### EXERCISE AIM
Every line below should be copied exactly; drop the pictures.
**********
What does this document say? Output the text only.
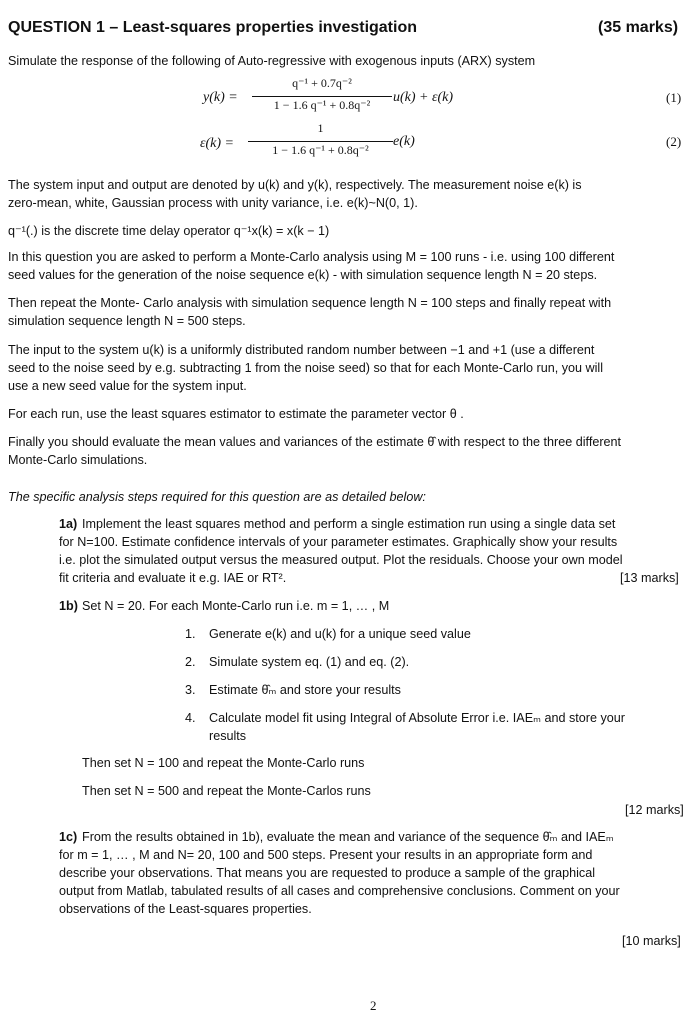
QUESTION 1 – Least-squares properties investigation	(35 marks)
Simulate the response of the following of Auto-regressive with exogenous inputs (ARX) system
y(k) =
q⁻¹ + 0.7q⁻²
1 − 1.6 q⁻¹ + 0.8q⁻²	u(k) + ε(k)	(1)
ε(k) =
1
1 − 1.6 q⁻¹ + 0.8q⁻²
e(k)	(2)
The system input and output are denoted by u(k) and y(k), respectively. The measurement noise e(k) is
zero-mean, white, Gaussian process with unity variance, i.e. e(k)~N(0, 1).
q⁻¹(.) is the discrete time delay operator q⁻¹x(k) = x(k − 1)
In this question you are asked to perform a Monte-Carlo analysis using M = 100 runs - i.e. using 100 different
seed values for the generation of the noise sequence e(k) - with simulation sequence length N = 20 steps.
Then repeat the Monte- Carlo analysis with simulation sequence length N = 100 steps and finally repeat with
simulation sequence length N = 500 steps.
The input to the system u(k) is a uniformly distributed random number between −1 and +1 (use a different
seed to the noise seed by e.g. subtracting 1 from the noise seed) so that for each Monte-Carlo run, you will
use a new seed value for the system input.
For each run, use the least squares estimator to estimate the parameter vector θ .
Finally you should evaluate the mean values and variances of the estimate θ̂ with respect to the three different
Monte-Carlo simulations.
The specific analysis steps required for this question are as detailed below:
1a) Implement the least squares method and perform a single estimation run using a single data set
for N=100. Estimate confidence intervals of your parameter estimates. Graphically show your results
i.e. plot the simulated output versus the measured output. Plot the residuals. Choose your own model
fit criteria and evaluate it e.g. IAE or RT².	[13 marks]
1b) Set N = 20. For each Monte-Carlo run i.e. m = 1, … , M
1. Generate e(k) and u(k) for a unique seed value
2. Simulate system eq. (1) and eq. (2).
3. Estimate θ̂ₘ and store your results
4. Calculate model fit using Integral of Absolute Error i.e. IAEₘ and store your
results
Then set N = 100 and repeat the Monte-Carlo runs
Then set N = 500 and repeat the Monte-Carlos runs
[12 marks]
1c) From the results obtained in 1b), evaluate the mean and variance of the sequence θ̂ₘ and IAEₘ
for m = 1, … , M and N= 20, 100 and 500 steps. Present your results in an appropriate form and
describe your observations. That means you are requested to produce a sample of the graphical
output from Matlab, tabulated results of all cases and comprehensive conclusions. Comment on your
observations of the Least-squares properties.
[10 marks]
2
**********
### TASK SOLUTION
What does this document say? Output the text only.
QUESTION 1 – Least-squares properties investigation	(35 marks)
Simulate the response of the following of Auto-regressive with exogenous inputs (ARX) system
y(k) =
q⁻¹ + 0.7q⁻²
1 − 1.6 q⁻¹ + 0.8q⁻²	u(k) + ε(k)	(1)
ε(k) =
1
1 − 1.6 q⁻¹ + 0.8q⁻²
e(k)	(2)
The system input and output are denoted by u(k) and y(k), respectively. The measurement noise e(k) is
zero-mean, white, Gaussian process with unity variance, i.e. e(k)~N(0, 1).
q⁻¹(.) is the discrete time delay operator q⁻¹x(k) = x(k − 1)
In this question you are asked to perform a Monte-Carlo analysis using M = 100 runs - i.e. using 100 different
seed values for the generation of the noise sequence e(k) - with simulation sequence length N = 20 steps.
Then repeat the Monte- Carlo analysis with simulation sequence length N = 100 steps and finally repeat with
simulation sequence length N = 500 steps.
The input to the system u(k) is a uniformly distributed random number between −1 and +1 (use a different
seed to the noise seed by e.g. subtracting 1 from the noise seed) so that for each Monte-Carlo run, you will
use a new seed value for the system input.
For each run, use the least squares estimator to estimate the parameter vector θ .
Finally you should evaluate the mean values and variances of the estimate θ̂ with respect to the three different
Monte-Carlo simulations.
The specific analysis steps required for this question are as detailed below:
1a) Implement the least squares method and perform a single estimation run using a single data set
for N=100. Estimate confidence intervals of your parameter estimates. Graphically show your results
i.e. plot the simulated output versus the measured output. Plot the residuals. Choose your own model
fit criteria and evaluate it e.g. IAE or RT².	[13 marks]
1b) Set N = 20. For each Monte-Carlo run i.e. m = 1, … , M
1. Generate e(k) and u(k) for a unique seed value
2. Simulate system eq. (1) and eq. (2).
3. Estimate θ̂ₘ and store your results
4. Calculate model fit using Integral of Absolute Error i.e. IAEₘ and store your
results
Then set N = 100 and repeat the Monte-Carlo runs
Then set N = 500 and repeat the Monte-Carlos runs
[12 marks]
1c) From the results obtained in 1b), evaluate the mean and variance of the sequence θ̂ₘ and IAEₘ
for m = 1, … , M and N= 20, 100 and 500 steps. Present your results in an appropriate form and
describe your observations. That means you are requested to produce a sample of the graphical
output from Matlab, tabulated results of all cases and comprehensive conclusions. Comment on your
observations of the Least-squares properties.
[10 marks]
2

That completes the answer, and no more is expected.